[start]

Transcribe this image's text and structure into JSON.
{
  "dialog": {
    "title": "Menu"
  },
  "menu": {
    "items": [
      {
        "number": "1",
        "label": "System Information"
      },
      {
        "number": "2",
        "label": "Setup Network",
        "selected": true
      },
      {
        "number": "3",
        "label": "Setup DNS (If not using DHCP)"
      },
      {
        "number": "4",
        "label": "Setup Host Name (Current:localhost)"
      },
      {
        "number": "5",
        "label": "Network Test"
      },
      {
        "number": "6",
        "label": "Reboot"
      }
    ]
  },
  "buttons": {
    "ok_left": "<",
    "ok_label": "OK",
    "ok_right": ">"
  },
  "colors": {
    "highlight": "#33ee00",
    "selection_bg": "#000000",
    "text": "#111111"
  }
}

[end]

▸ **Work to do**
Copy each line of the data above without altering a single character.

▸ **Exercise solution**
Transcribe this image's text and structure into JSON.
{
  "dialog": {
    "title": "Menu"
  },
  "menu": {
    "items": [
      {
        "number": "1",
        "label": "System Information"
      },
      {
        "number": "2",
        "label": "Setup Network",
        "selected": true
      },
      {
        "number": "3",
        "label": "Setup DNS (If not using DHCP)"
      },
      {
        "number": "4",
        "label": "Setup Host Name (Current:localhost)"
      },
      {
        "number": "5",
        "label": "Network Test"
      },
      {
        "number": "6",
        "label": "Reboot"
      }
    ]
  },
  "buttons": {
    "ok_left": "<",
    "ok_label": "OK",
    "ok_right": ">"
  },
  "colors": {
    "highlight": "#33ee00",
    "selection_bg": "#000000",
    "text": "#111111"
  }
}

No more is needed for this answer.